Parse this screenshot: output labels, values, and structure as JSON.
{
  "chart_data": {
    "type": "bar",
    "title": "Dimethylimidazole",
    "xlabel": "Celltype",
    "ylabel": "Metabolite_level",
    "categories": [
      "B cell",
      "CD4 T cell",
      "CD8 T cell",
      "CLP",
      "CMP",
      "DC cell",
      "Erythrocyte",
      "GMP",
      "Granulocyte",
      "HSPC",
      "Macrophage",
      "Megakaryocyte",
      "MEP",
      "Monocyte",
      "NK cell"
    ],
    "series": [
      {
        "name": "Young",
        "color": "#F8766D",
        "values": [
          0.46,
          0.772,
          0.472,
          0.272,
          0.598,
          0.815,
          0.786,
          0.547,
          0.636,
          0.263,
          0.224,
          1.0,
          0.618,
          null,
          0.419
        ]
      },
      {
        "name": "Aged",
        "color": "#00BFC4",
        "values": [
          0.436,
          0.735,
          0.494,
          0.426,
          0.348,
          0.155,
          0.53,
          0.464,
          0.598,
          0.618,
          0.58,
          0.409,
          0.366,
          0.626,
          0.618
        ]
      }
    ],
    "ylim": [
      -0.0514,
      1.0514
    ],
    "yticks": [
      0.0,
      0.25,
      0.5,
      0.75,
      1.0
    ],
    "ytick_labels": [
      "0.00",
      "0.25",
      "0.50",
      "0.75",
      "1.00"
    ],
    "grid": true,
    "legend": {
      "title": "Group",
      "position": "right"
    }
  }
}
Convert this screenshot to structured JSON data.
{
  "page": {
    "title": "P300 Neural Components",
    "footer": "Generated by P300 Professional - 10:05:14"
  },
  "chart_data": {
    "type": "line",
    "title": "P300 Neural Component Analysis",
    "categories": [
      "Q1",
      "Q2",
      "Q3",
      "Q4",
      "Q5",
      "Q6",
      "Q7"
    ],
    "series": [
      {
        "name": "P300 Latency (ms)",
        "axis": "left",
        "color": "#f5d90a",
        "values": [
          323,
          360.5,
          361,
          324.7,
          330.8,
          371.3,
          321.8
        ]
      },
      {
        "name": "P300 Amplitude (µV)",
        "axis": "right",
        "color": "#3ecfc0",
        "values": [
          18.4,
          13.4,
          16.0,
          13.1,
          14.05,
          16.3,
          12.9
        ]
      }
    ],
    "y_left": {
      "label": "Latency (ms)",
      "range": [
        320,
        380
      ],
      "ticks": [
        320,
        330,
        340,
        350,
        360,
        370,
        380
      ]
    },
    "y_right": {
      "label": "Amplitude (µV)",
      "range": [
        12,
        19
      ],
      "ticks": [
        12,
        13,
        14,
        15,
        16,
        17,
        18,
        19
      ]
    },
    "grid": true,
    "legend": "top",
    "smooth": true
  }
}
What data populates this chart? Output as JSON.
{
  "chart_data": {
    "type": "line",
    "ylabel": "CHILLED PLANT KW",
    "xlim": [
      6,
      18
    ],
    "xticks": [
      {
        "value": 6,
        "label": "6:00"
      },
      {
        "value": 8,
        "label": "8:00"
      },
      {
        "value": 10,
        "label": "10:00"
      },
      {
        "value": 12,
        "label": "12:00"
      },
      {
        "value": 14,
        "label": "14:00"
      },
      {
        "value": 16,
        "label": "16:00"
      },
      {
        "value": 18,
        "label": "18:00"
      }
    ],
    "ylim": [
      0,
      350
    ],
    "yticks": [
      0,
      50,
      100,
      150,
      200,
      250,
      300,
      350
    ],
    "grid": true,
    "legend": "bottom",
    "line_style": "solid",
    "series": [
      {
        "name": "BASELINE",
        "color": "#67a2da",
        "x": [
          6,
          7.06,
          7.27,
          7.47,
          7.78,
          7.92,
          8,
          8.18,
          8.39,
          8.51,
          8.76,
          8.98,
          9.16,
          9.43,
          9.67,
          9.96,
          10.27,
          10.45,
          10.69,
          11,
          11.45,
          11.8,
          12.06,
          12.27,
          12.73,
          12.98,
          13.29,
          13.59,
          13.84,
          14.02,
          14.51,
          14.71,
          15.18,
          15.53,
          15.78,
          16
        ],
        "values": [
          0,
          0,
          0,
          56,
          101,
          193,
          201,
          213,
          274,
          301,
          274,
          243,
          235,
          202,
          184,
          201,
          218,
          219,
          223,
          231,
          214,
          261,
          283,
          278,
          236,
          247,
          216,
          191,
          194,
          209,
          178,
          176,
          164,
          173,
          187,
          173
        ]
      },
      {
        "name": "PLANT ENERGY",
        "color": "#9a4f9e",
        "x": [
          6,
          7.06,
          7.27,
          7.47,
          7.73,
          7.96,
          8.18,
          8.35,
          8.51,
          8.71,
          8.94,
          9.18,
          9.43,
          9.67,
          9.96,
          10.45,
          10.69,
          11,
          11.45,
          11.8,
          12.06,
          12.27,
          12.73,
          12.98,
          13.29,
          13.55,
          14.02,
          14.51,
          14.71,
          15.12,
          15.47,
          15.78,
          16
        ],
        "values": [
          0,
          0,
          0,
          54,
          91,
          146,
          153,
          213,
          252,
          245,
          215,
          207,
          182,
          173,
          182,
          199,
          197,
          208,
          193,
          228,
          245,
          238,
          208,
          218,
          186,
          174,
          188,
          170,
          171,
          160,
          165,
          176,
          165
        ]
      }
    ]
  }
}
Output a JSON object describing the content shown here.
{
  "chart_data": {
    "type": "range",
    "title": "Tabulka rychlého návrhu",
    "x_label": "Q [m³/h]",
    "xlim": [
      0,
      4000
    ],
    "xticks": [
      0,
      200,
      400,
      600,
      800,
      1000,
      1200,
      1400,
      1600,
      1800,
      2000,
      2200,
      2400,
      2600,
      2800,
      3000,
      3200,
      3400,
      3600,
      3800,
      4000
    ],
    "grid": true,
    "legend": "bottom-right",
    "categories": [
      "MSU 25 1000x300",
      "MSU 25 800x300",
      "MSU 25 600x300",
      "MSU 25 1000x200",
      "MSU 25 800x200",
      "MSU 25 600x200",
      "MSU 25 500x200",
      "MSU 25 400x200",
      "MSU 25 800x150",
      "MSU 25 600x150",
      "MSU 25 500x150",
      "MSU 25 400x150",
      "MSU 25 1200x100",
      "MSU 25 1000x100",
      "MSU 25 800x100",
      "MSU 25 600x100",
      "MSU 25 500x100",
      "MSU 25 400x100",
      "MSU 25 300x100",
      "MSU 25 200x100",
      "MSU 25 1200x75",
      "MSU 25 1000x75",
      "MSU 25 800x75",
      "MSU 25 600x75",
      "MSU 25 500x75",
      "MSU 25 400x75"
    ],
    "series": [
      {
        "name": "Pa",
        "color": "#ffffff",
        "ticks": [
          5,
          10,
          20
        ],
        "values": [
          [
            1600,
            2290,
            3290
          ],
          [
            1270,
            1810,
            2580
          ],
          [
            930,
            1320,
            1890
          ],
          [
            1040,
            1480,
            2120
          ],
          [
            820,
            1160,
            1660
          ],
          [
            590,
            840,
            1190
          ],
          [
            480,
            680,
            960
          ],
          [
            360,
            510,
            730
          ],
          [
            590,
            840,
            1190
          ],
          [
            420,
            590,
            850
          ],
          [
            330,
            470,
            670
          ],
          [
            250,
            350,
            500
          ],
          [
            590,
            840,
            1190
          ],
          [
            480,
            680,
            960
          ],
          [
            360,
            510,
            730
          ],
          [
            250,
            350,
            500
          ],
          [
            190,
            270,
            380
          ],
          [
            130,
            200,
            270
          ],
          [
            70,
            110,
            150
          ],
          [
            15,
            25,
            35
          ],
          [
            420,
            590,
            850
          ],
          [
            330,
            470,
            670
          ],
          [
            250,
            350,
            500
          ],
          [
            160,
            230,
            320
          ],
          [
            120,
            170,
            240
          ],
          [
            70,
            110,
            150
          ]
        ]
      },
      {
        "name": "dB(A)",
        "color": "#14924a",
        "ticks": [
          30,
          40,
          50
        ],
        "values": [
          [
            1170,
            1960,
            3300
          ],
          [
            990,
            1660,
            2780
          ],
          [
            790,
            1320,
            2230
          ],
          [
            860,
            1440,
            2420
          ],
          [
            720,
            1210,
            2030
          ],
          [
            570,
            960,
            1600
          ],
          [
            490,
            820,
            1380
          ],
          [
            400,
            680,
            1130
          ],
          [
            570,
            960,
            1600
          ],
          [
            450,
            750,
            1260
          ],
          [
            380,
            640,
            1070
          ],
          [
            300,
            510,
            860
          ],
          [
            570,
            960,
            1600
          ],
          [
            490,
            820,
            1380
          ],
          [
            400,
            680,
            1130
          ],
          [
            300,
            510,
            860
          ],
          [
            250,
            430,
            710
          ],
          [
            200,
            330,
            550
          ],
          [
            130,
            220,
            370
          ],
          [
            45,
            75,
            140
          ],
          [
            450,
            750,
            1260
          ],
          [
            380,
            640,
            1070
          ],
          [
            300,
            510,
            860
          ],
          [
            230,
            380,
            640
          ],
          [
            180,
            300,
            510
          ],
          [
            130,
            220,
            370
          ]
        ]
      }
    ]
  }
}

..............................

Report all lines of the data above that include the string "this".

Parse this screenshot: output labels, values, and structure as JSON.
Convert this screenshot to structured JSON data.
What data populates this chart? Output as JSON.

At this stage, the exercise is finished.